What you need to do
Across the entries below, count the lines in which the word "from" occurs. Reply with the count alone.

Records shown

Begin

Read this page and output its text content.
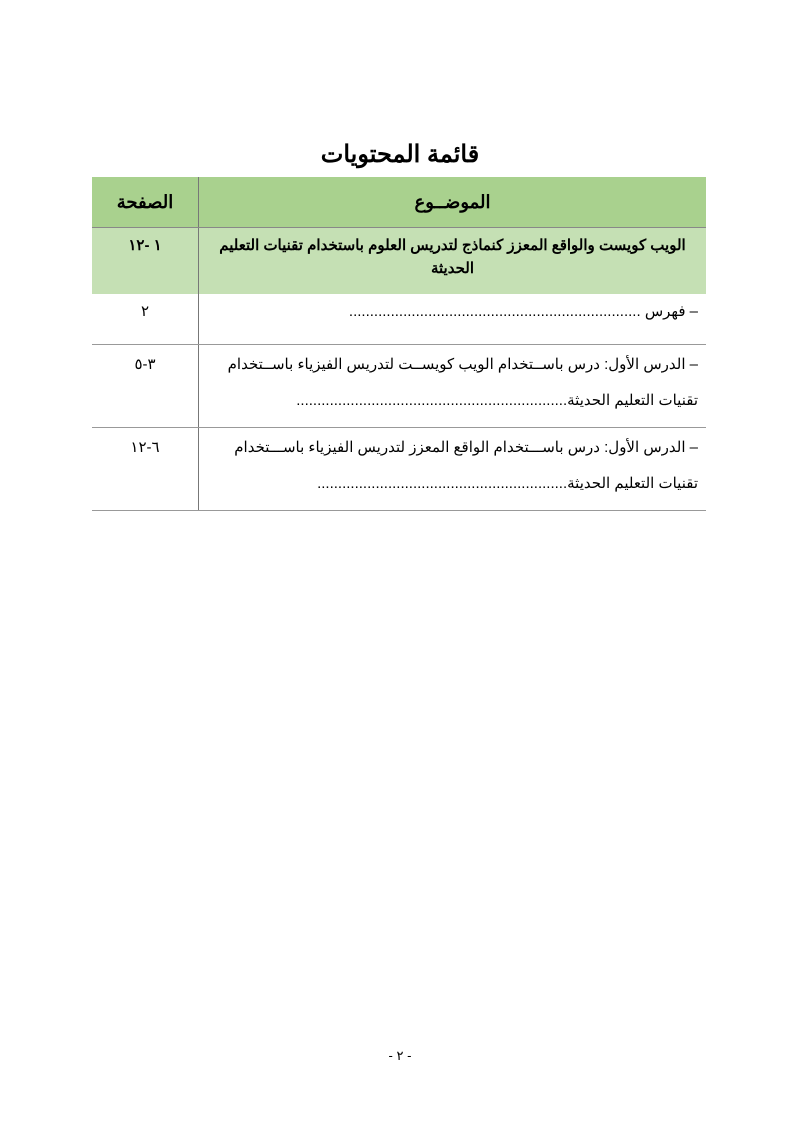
قائمة المحتويات
الموضــوع	الصفحة
الويب كويست والواقع المعزز كنماذج لتدريس العلوم باستخدام تقنيات التعليم الحديثة	١ -١٢
– فهرس ......................................................................	٢
– الدرس الأول: درس باســتخدام الويب كويســت لتدريس الفيزياء باســتخدام تقنيات التعليم الحديثة.................................................................	٣-٥
– الدرس الأول: درس باســـتخدام الواقع المعزز لتدريس الفيزياء باســـتخدام تقنيات التعليم الحديثة............................................................	٦-١٢
- ٢ -
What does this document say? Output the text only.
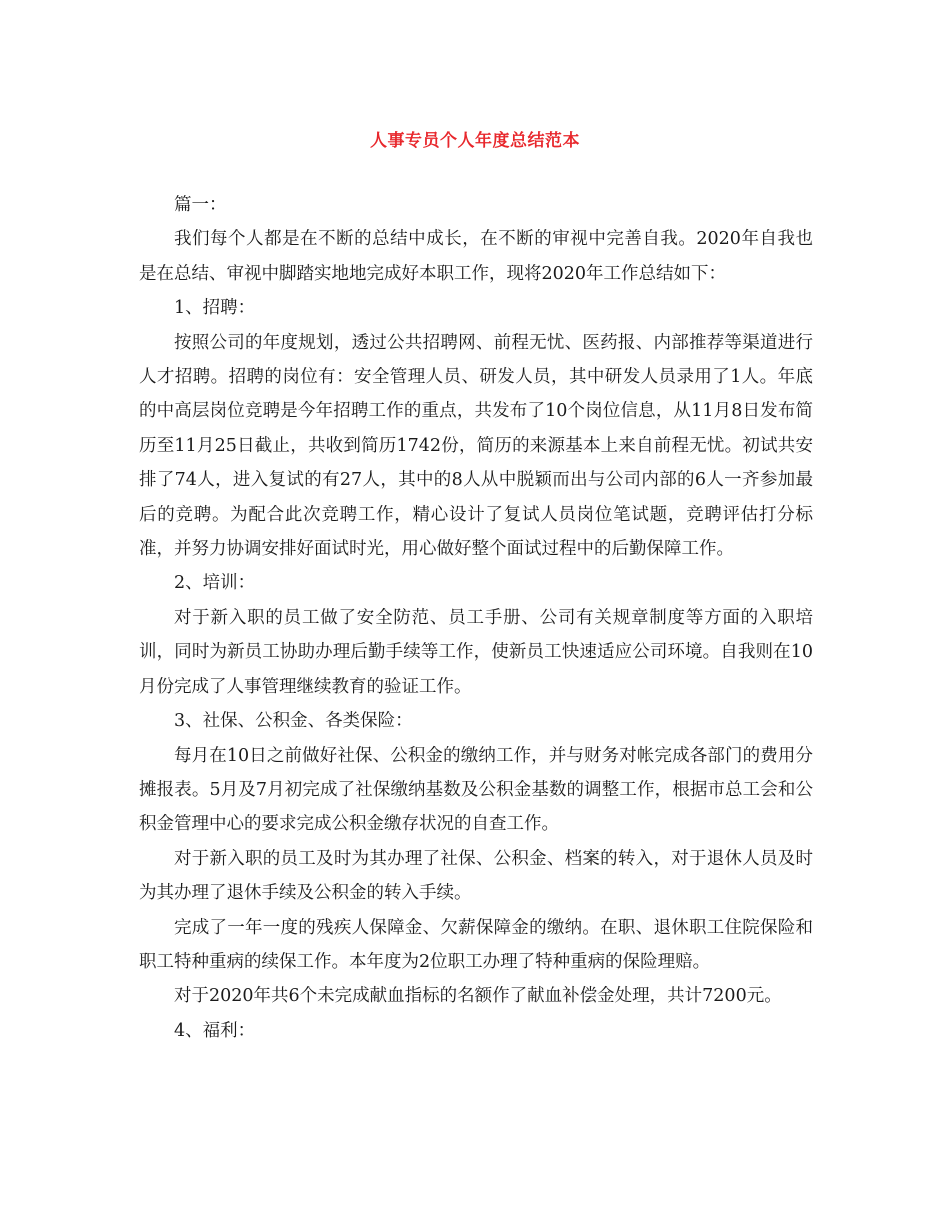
人事专员个人年度总结范本

篇一：

我们每个人都是在不断的总结中成长，在不断的审视中完善自我。2020年自我也是在总结、审视中脚踏实地地完成好本职工作，现将2020年工作总结如下：

1、招聘：

按照公司的年度规划，透过公共招聘网、前程无忧、医药报、内部推荐等渠道进行人才招聘。招聘的岗位有：安全管理人员、研发人员，其中研发人员录用了1人。年底的中高层岗位竞聘是今年招聘工作的重点，共发布了10个岗位信息，从11月8日发布简历至11月25日截止，共收到简历1742份，简历的来源基本上来自前程无忧。初试共安排了74人，进入复试的有27人，其中的8人从中脱颖而出与公司内部的6人一齐参加最后的竞聘。为配合此次竞聘工作，精心设计了复试人员岗位笔试题，竞聘评估打分标准，并努力协调安排好面试时光，用心做好整个面试过程中的后勤保障工作。

2、培训：

对于新入职的员工做了安全防范、员工手册、公司有关规章制度等方面的入职培训，同时为新员工协助办理后勤手续等工作，使新员工快速适应公司环境。自我则在10月份完成了人事管理继续教育的验证工作。

3、社保、公积金、各类保险：

每月在10日之前做好社保、公积金的缴纳工作，并与财务对帐完成各部门的费用分摊报表。5月及7月初完成了社保缴纳基数及公积金基数的调整工作，根据市总工会和公积金管理中心的要求完成公积金缴存状况的自查工作。

对于新入职的员工及时为其办理了社保、公积金、档案的转入，对于退休人员及时为其办理了退休手续及公积金的转入手续。

完成了一年一度的残疾人保障金、欠薪保障金的缴纳。在职、退休职工住院保险和职工特种重病的续保工作。本年度为2位职工办理了特种重病的保险理赔。

对于2020年共6个未完成献血指标的名额作了献血补偿金处理，共计7200元。

4、福利：
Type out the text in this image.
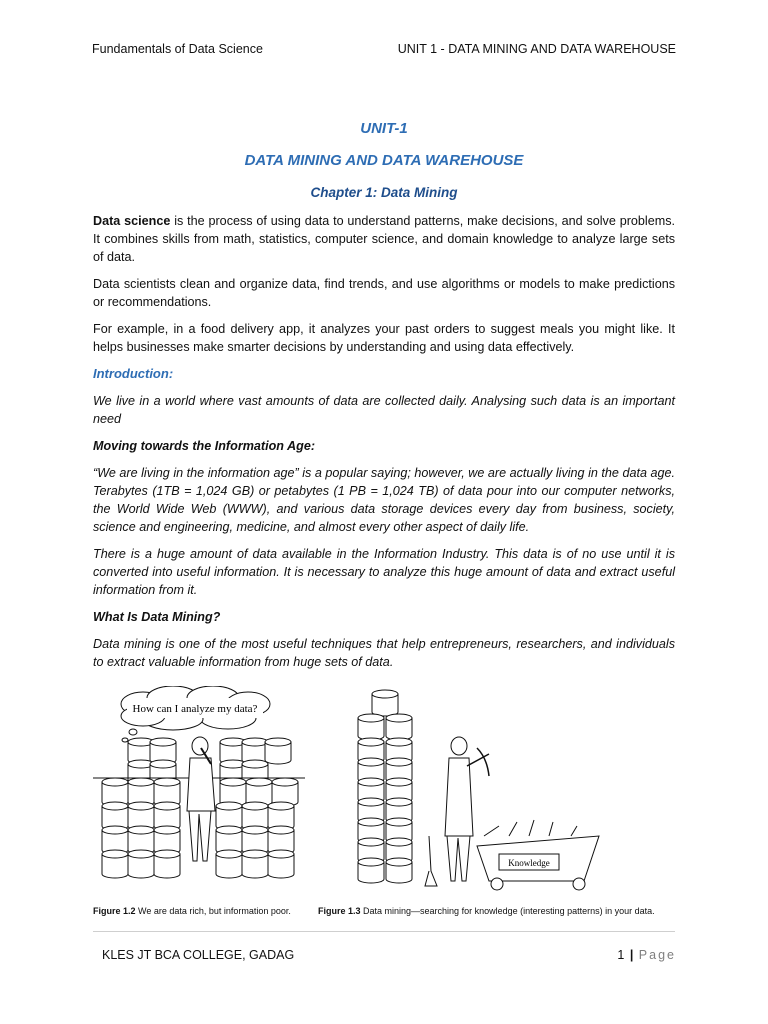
Fundamentals of Data Science	UNIT 1 - DATA MINING AND DATA WAREHOUSE
UNIT-1
DATA MINING AND DATA WAREHOUSE
Chapter 1: Data Mining

Data science is the process of using data to understand patterns, make decisions, and solve problems. It combines skills from math, statistics, computer science, and domain knowledge to analyze large sets of data.

Data scientists clean and organize data, find trends, and use algorithms or models to make predictions or recommendations.

For example, in a food delivery app, it analyzes your past orders to suggest meals you might like. It helps businesses make smarter decisions by understanding and using data effectively.

Introduction:

We live in a world where vast amounts of data are collected daily. Analysing such data is an important need

Moving towards the Information Age:

“We are living in the information age” is a popular saying; however, we are actually living in the data age. Terabytes (1TB = 1,024 GB) or petabytes (1 PB = 1,024 TB) of data pour into our computer networks, the World Wide Web (WWW), and various data storage devices every day from business, society, science and engineering, medicine, and almost every other aspect of daily life.

There is a huge amount of data available in the Information Industry. This data is of no use until it is converted into useful information. It is necessary to analyze this huge amount of data and extract useful information from it.

What Is Data Mining?

Data mining is one of the most useful techniques that help entrepreneurs, researchers, and individuals to extract valuable information from huge sets of data.

How can I analyze my data?
Knowledge
Figure 1.2 We are data rich, but information poor.	Figure 1.3 Data mining—searching for knowledge (interesting patterns) in your data.
KLES JT BCA COLLEGE, GADAG	1 | Page
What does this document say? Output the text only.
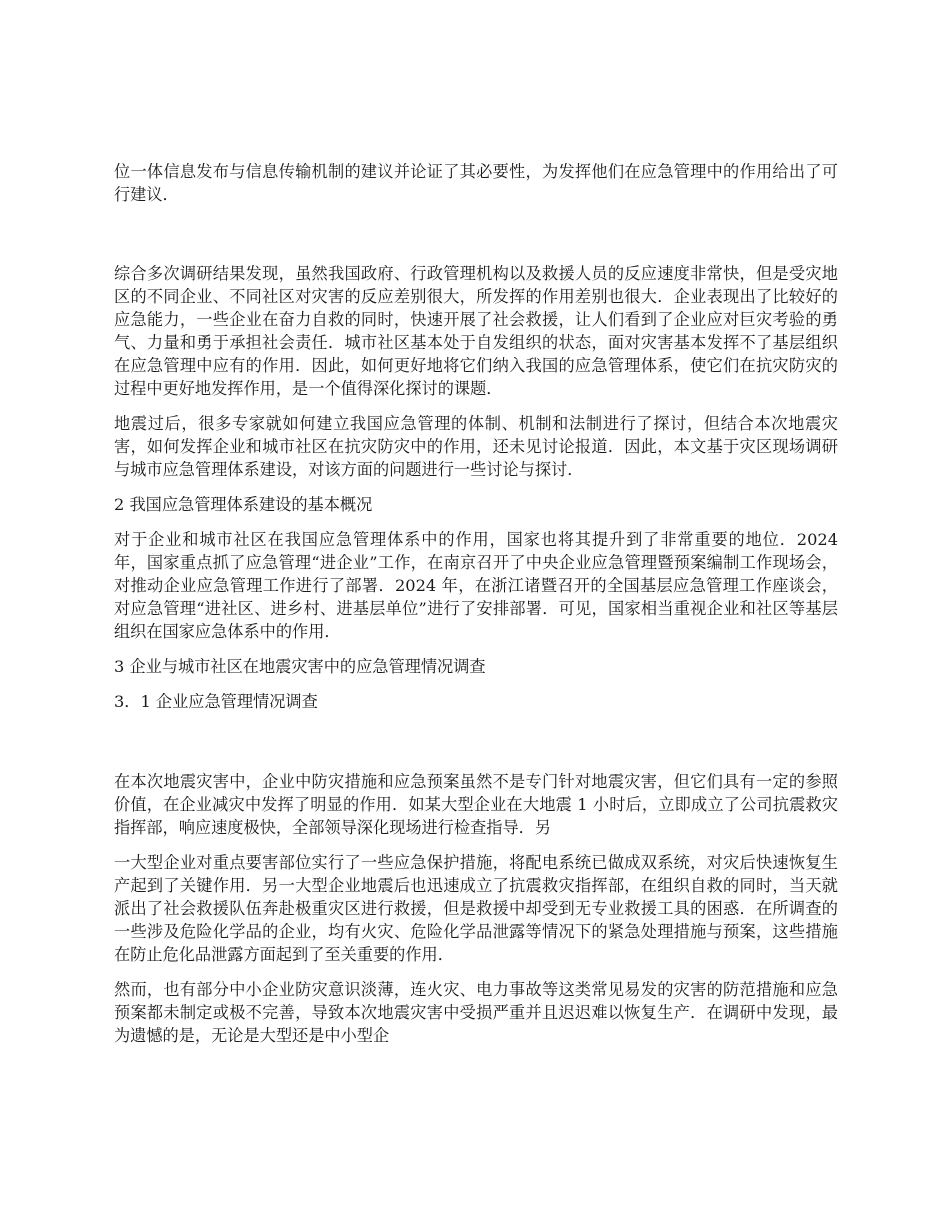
位一体信息发布与信息传输机制的建议并论证了其必要性，为发挥他们在应急管理中的作用给出了可行建议．

综合多次调研结果发现，虽然我国政府、行政管理机构以及救援人员的反应速度非常快，但是受灾地区的不同企业、不同社区对灾害的反应差别很大，所发挥的作用差别也很大．企业表现出了比较好的应急能力，一些企业在奋力自救的同时，快速开展了社会救援，让人们看到了企业应对巨灾考验的勇气、力量和勇于承担社会责任．城市社区基本处于自发组织的状态，面对灾害基本发挥不了基层组织在应急管理中应有的作用．因此，如何更好地将它们纳入我国的应急管理体系，使它们在抗灾防灾的过程中更好地发挥作用，是一个值得深化探讨的课题．

地震过后，很多专家就如何建立我国应急管理的体制、机制和法制进行了探讨，但结合本次地震灾害，如何发挥企业和城市社区在抗灾防灾中的作用，还未见讨论报道．因此，本文基于灾区现场调研与城市应急管理体系建设，对该方面的问题进行一些讨论与探讨．

2 我国应急管理体系建设的基本概况

对于企业和城市社区在我国应急管理体系中的作用，国家也将其提升到了非常重要的地位．2024 年，国家重点抓了应急管理“进企业”工作，在南京召开了中央企业应急管理暨预案编制工作现场会，对推动企业应急管理工作进行了部署．2024 年，在浙江诸暨召开的全国基层应急管理工作座谈会，对应急管理“进社区、进乡村、进基层单位”进行了安排部署．可见，国家相当重视企业和社区等基层组织在国家应急体系中的作用．

3 企业与城市社区在地震灾害中的应急管理情况调查
3．1 企业应急管理情况调查

在本次地震灾害中，企业中防灾措施和应急预案虽然不是专门针对地震灾害，但它们具有一定的参照价值，在企业减灾中发挥了明显的作用．如某大型企业在大地震 1 小时后，立即成立了公司抗震救灾指挥部，响应速度极快，全部领导深化现场进行检查指导．另

一大型企业对重点要害部位实行了一些应急保护措施，将配电系统已做成双系统，对灾后快速恢复生产起到了关键作用．另一大型企业地震后也迅速成立了抗震救灾指挥部，在组织自救的同时，当天就派出了社会救援队伍奔赴极重灾区进行救援，但是救援中却受到无专业救援工具的困惑．在所调查的一些涉及危险化学品的企业，均有火灾、危险化学品泄露等情况下的紧急处理措施与预案，这些措施在防止危化品泄露方面起到了至关重要的作用．

然而，也有部分中小企业防灾意识淡薄，连火灾、电力事故等这类常见易发的灾害的防范措施和应急预案都未制定或极不完善，导致本次地震灾害中受损严重并且迟迟难以恢复生产．在调研中发现，最为遗憾的是，无论是大型还是中小型企
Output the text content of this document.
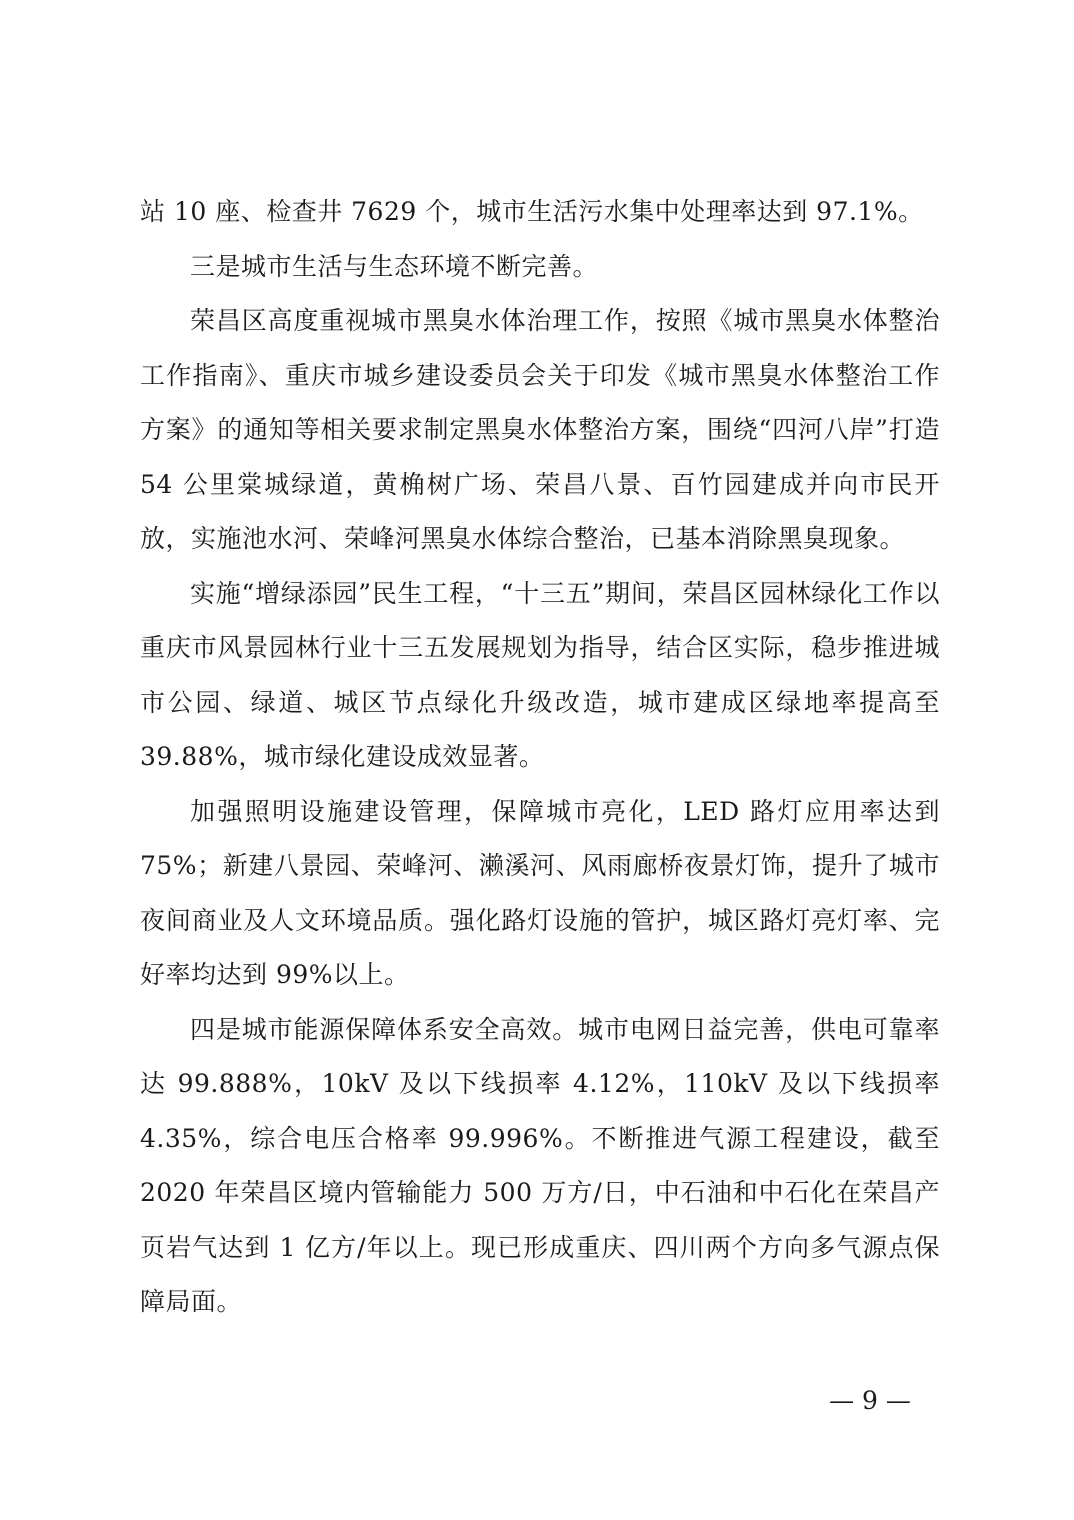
站 10 座、检查井 7629 个，城市生活污水集中处理率达到 97.1%。

三是城市生活与生态环境不断完善。

荣昌区高度重视城市黑臭水体治理工作，按照《城市黑臭水体整治工作指南》、重庆市城乡建设委员会关于印发《城市黑臭水体整治工作方案》的通知等相关要求制定黑臭水体整治方案，围绕“四河八岸”打造 54 公里棠城绿道，黄桷树广场、荣昌八景、百竹园建成并向市民开放，实施池水河、荣峰河黑臭水体综合整治，已基本消除黑臭现象。

实施“增绿添园”民生工程，“十三五”期间，荣昌区园林绿化工作以重庆市风景园林行业十三五发展规划为指导，结合区实际，稳步推进城市公园、绿道、城区节点绿化升级改造，城市建成区绿地率提高至 39.88%，城市绿化建设成效显著。

加强照明设施建设管理，保障城市亮化，LED 路灯应用率达到 75%；新建八景园、荣峰河、濑溪河、风雨廊桥夜景灯饰，提升了城市夜间商业及人文环境品质。强化路灯设施的管护，城区路灯亮灯率、完好率均达到 99%以上。

四是城市能源保障体系安全高效。城市电网日益完善，供电可靠率达 99.888%，10kV 及以下线损率 4.12%，110kV 及以下线损率 4.35%，综合电压合格率 99.996%。不断推进气源工程建设，截至 2020 年荣昌区境内管输能力 500 万方/日，中石油和中石化在荣昌产页岩气达到 1 亿方/年以上。现已形成重庆、四川两个方向多气源点保障局面。

— 9 —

End

The output
4